## Begin DATA FOR THE TASK

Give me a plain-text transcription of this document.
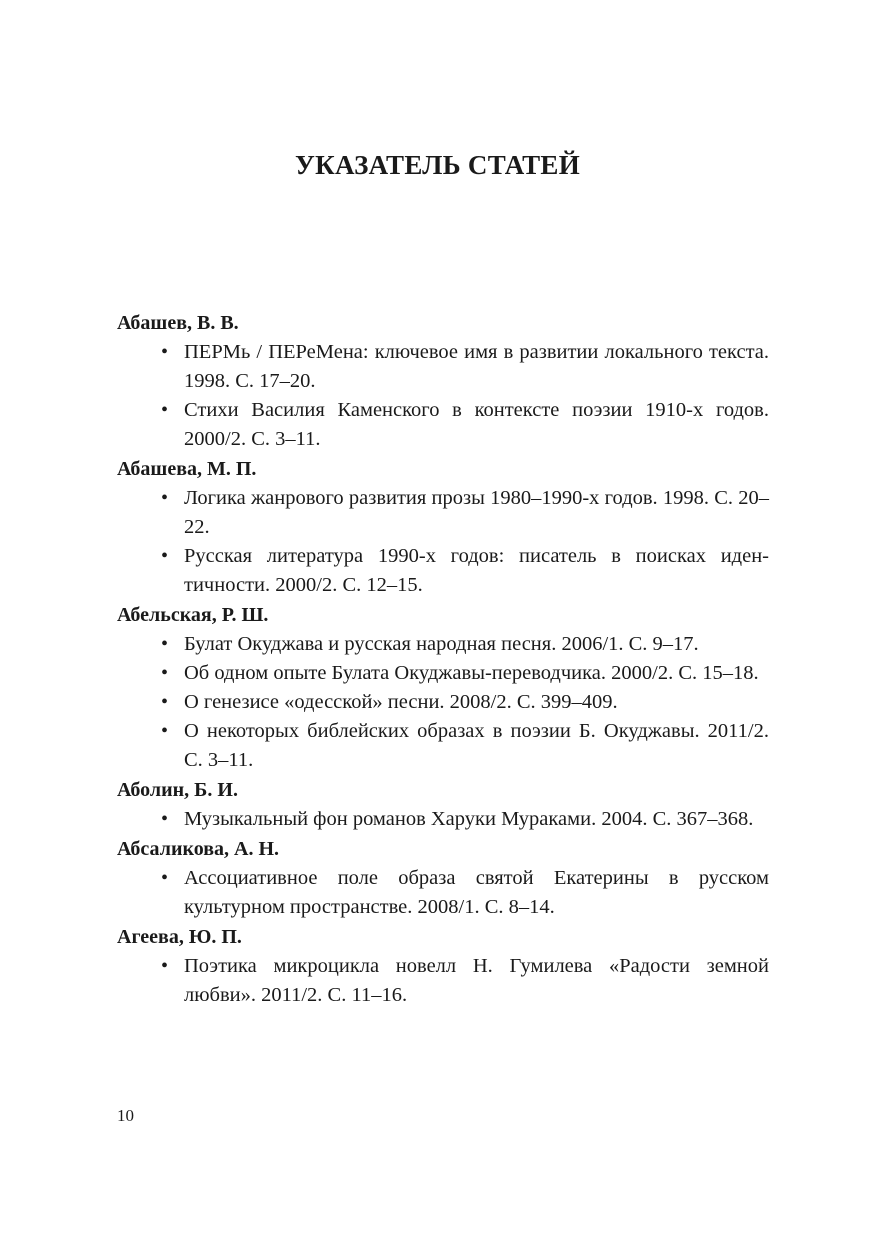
УКАЗАТЕЛЬ СТАТЕЙ

Абашев, В. В.

• ПЕРМь / ПЕРеМена: ключевое имя в развитии локального текста. 1998. С. 17–20.
• Стихи Василия Каменского в контексте поэзии 1910-х годов. 2000/2. С. 3–11.

Абашева, М. П.

• Логика жанрового развития прозы 1980–1990-х годов. 1998. С. 20–22.
• Русская литература 1990-х годов: писатель в поисках идентичности. 2000/2. С. 12–15.

Абельская, Р. Ш.

• Булат Окуджава и русская народная песня. 2006/1. С. 9–17.
• Об одном опыте Булата Окуджавы-переводчика. 2000/2. С. 15–18.
• О генезисе «одесской» песни. 2008/2. С. 399–409.
• О некоторых библейских образах в поэзии Б. Окуджавы. 2011/2. С. 3–11.

Аболин, Б. И.

• Музыкальный фон романов Харуки Мураками. 2004. С. 367–368.

Абсаликова, А. Н.

• Ассоциативное поле образа святой Екатерины в русском культурном пространстве. 2008/1. С. 8–14.

Агеева, Ю. П.

• Поэтика микроцикла новелл Н. Гумилева «Радости земной любви». 2011/2. С. 11–16.
10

## End DATA FOR THE TASK

> **SHORT TASK**
Pictures in the records above are not copied; print everything else exactly.

> **FINISHED ANSWER**
Give me a plain-text transcription of this document.
УКАЗАТЕЛЬ СТАТЕЙ

Абашев, В. В.

• ПЕРМь / ПЕРеМена: ключевое имя в развитии локального текста. 1998. С. 17–20.
• Стихи Василия Каменского в контексте поэзии 1910-х годов. 2000/2. С. 3–11.

Абашева, М. П.

• Логика жанрового развития прозы 1980–1990-х годов. 1998. С. 20–22.
• Русская литература 1990-х годов: писатель в поисках идентичности. 2000/2. С. 12–15.

Абельская, Р. Ш.

• Булат Окуджава и русская народная песня. 2006/1. С. 9–17.
• Об одном опыте Булата Окуджавы-переводчика. 2000/2. С. 15–18.
• О генезисе «одесской» песни. 2008/2. С. 399–409.
• О некоторых библейских образах в поэзии Б. Окуджавы. 2011/2. С. 3–11.

Аболин, Б. И.

• Музыкальный фон романов Харуки Мураками. 2004. С. 367–368.

Абсаликова, А. Н.

• Ассоциативное поле образа святой Екатерины в русском культурном пространстве. 2008/1. С. 8–14.

Агеева, Ю. П.

• Поэтика микроцикла новелл Н. Гумилева «Радости земной любви». 2011/2. С. 11–16.
10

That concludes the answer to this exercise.